Collection entries:
----

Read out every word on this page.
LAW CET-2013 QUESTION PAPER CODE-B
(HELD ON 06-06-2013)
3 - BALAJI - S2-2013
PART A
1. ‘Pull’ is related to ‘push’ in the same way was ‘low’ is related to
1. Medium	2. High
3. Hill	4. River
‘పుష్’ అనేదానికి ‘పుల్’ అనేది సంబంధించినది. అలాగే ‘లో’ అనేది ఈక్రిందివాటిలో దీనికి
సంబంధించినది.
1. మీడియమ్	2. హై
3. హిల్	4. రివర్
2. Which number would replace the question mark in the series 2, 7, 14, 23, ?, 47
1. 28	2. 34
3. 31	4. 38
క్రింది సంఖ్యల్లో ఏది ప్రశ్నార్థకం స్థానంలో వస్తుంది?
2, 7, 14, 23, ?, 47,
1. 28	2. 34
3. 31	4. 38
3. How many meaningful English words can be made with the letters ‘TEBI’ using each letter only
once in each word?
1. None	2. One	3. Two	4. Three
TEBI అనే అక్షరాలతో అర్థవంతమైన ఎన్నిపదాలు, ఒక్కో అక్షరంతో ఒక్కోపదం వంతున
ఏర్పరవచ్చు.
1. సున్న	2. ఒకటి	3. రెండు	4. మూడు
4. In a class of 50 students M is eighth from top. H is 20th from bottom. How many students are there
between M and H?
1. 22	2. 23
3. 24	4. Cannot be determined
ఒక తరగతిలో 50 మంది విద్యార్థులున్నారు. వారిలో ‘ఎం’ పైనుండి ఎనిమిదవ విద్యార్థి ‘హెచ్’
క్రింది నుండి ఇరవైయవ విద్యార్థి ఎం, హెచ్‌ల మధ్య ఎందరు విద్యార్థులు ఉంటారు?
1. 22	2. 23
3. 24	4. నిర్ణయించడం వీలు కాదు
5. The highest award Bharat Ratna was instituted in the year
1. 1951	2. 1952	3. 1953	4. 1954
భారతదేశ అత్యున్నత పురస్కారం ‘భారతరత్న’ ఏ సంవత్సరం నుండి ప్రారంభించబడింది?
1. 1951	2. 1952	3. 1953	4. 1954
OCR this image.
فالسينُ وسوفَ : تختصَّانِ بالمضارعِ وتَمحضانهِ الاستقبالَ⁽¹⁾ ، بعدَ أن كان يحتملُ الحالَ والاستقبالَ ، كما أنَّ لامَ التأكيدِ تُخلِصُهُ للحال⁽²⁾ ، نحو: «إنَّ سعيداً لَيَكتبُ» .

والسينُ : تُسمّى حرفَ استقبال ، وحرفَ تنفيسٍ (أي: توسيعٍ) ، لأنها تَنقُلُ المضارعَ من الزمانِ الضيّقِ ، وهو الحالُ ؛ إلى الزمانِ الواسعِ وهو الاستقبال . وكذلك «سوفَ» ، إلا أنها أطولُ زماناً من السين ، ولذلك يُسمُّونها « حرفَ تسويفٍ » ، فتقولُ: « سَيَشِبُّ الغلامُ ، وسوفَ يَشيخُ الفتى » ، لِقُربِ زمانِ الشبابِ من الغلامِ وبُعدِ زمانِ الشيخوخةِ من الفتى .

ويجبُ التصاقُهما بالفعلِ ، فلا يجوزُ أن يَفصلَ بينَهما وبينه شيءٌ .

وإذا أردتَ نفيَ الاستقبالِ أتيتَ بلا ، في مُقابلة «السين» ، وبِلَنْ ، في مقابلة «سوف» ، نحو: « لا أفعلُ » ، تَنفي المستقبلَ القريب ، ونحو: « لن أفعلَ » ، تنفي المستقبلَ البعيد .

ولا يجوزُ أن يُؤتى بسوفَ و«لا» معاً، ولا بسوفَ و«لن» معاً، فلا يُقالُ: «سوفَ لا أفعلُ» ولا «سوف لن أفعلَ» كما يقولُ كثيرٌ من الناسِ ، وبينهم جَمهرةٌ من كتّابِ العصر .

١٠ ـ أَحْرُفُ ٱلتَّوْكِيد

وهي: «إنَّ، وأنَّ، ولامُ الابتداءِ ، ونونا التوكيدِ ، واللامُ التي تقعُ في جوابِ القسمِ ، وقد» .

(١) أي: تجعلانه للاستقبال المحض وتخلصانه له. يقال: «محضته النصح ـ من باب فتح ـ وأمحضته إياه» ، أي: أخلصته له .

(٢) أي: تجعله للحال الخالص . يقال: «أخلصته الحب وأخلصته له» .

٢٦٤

----

:: Goal ::
Leave out every line without the string "this" and copy the rest.

:: Result of the exercise ::
Read out every word on this page.
OCR this image.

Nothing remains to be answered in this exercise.